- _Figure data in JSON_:
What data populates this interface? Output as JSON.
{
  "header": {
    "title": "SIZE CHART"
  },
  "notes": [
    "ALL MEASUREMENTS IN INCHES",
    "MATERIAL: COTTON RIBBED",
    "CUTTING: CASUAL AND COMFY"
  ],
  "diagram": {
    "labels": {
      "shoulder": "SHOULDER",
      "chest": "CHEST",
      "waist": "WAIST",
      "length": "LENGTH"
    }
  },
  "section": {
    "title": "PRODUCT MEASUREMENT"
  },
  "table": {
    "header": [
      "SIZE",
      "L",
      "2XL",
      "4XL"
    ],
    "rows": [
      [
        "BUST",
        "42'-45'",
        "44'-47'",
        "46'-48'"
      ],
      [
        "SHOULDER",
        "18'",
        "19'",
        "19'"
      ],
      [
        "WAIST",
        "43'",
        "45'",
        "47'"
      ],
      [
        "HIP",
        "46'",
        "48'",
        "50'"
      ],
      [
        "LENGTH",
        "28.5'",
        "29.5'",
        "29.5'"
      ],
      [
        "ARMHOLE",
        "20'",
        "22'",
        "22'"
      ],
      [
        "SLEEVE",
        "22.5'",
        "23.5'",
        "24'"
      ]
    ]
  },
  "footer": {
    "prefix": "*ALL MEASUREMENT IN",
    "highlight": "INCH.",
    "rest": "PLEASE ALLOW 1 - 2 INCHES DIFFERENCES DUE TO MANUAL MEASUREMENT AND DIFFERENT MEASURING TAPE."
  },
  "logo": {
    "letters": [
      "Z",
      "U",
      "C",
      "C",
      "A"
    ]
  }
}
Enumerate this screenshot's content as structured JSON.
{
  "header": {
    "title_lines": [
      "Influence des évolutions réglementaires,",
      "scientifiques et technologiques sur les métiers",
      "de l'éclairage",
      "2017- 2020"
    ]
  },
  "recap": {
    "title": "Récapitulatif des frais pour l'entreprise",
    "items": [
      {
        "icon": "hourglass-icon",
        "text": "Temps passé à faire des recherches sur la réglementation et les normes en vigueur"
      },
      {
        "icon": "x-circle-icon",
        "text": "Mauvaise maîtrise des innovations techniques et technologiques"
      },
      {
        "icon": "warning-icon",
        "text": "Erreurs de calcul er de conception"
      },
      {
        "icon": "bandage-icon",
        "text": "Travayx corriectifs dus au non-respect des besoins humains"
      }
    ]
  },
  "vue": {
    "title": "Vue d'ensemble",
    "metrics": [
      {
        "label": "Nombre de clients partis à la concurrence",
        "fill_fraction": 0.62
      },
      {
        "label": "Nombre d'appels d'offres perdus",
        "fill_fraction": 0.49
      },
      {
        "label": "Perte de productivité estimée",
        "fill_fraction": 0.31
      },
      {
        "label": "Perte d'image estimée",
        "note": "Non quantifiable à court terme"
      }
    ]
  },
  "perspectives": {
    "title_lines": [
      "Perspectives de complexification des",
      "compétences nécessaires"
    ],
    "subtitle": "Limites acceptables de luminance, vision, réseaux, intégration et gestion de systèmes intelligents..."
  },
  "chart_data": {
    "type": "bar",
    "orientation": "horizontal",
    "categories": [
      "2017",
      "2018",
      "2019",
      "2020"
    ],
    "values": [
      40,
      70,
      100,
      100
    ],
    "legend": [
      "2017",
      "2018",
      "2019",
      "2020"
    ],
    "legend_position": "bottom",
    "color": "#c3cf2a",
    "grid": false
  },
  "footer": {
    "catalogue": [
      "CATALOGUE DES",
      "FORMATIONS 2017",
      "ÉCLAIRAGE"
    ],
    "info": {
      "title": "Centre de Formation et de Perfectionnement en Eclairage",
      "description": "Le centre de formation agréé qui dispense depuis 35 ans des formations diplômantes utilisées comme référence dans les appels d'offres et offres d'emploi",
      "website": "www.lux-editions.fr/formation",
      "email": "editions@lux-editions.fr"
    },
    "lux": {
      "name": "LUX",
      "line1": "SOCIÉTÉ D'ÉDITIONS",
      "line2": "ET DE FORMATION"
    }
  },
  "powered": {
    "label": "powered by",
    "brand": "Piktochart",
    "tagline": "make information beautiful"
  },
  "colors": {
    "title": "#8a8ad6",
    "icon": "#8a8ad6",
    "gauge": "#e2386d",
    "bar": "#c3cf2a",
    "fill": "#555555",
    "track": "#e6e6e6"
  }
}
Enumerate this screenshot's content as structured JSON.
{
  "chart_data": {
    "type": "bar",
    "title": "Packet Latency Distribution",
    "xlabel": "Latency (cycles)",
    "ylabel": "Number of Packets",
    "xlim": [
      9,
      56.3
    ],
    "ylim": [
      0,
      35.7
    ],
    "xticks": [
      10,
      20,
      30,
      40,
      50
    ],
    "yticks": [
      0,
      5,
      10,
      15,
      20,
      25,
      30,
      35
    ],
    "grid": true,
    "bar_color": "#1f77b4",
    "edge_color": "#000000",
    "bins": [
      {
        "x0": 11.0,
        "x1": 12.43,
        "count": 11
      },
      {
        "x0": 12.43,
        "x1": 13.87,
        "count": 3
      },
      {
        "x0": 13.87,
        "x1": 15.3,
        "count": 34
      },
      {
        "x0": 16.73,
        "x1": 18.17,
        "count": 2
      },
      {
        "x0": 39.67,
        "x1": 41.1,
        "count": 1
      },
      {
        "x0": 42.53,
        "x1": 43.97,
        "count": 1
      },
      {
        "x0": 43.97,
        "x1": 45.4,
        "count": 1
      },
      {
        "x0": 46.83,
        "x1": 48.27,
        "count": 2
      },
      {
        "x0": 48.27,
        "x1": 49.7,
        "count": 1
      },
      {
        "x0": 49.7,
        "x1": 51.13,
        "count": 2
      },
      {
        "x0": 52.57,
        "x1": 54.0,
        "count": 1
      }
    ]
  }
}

- _OBJECTIVE_:
Write only the number of lines that include "Perte".

- _WRITTEN RESPONSE_:
2